--- WORK TO DO ---
Write out all of the data without omission, exactly as shown.

--- TASK MATERIAL ---
★ ★ ★ ★ ★

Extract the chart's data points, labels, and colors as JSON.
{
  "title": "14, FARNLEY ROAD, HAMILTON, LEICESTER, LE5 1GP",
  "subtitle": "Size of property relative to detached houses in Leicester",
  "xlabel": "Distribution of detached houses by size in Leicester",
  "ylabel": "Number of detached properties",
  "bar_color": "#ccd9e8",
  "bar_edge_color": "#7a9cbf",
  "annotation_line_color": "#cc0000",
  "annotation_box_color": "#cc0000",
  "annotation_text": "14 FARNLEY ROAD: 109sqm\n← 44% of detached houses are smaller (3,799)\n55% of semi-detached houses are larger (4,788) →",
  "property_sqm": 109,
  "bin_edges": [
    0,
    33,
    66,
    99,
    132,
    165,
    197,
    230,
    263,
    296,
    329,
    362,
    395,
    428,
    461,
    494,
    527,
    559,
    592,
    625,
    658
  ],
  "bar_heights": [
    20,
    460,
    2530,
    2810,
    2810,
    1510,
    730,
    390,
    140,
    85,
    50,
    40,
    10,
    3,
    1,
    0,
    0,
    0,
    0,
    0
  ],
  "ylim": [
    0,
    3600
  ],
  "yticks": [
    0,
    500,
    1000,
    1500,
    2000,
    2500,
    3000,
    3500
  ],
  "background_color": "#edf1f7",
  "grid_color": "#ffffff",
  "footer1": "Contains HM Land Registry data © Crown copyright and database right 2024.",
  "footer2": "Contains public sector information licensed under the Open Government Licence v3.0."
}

★ ★ ★ ★ ★

--- EXERCISE OUTPUT ---
Extract the chart's data points, labels, and colors as JSON.
{
  "title": "14, FARNLEY ROAD, HAMILTON, LEICESTER, LE5 1GP",
  "subtitle": "Size of property relative to detached houses in Leicester",
  "xlabel": "Distribution of detached houses by size in Leicester",
  "ylabel": "Number of detached properties",
  "bar_color": "#ccd9e8",
  "bar_edge_color": "#7a9cbf",
  "annotation_line_color": "#cc0000",
  "annotation_box_color": "#cc0000",
  "annotation_text": "14 FARNLEY ROAD: 109sqm\n← 44% of detached houses are smaller (3,799)\n55% of semi-detached houses are larger (4,788) →",
  "property_sqm": 109,
  "bin_edges": [
    0,
    33,
    66,
    99,
    132,
    165,
    197,
    230,
    263,
    296,
    329,
    362,
    395,
    428,
    461,
    494,
    527,
    559,
    592,
    625,
    658
  ],
  "bar_heights": [
    20,
    460,
    2530,
    2810,
    2810,
    1510,
    730,
    390,
    140,
    85,
    50,
    40,
    10,
    3,
    1,
    0,
    0,
    0,
    0,
    0
  ],
  "ylim": [
    0,
    3600
  ],
  "yticks": [
    0,
    500,
    1000,
    1500,
    2000,
    2500,
    3000,
    3500
  ],
  "background_color": "#edf1f7",
  "grid_color": "#ffffff",
  "footer1": "Contains HM Land Registry data © Crown copyright and database right 2024.",
  "footer2": "Contains public sector information licensed under the Open Government Licence v3.0."
}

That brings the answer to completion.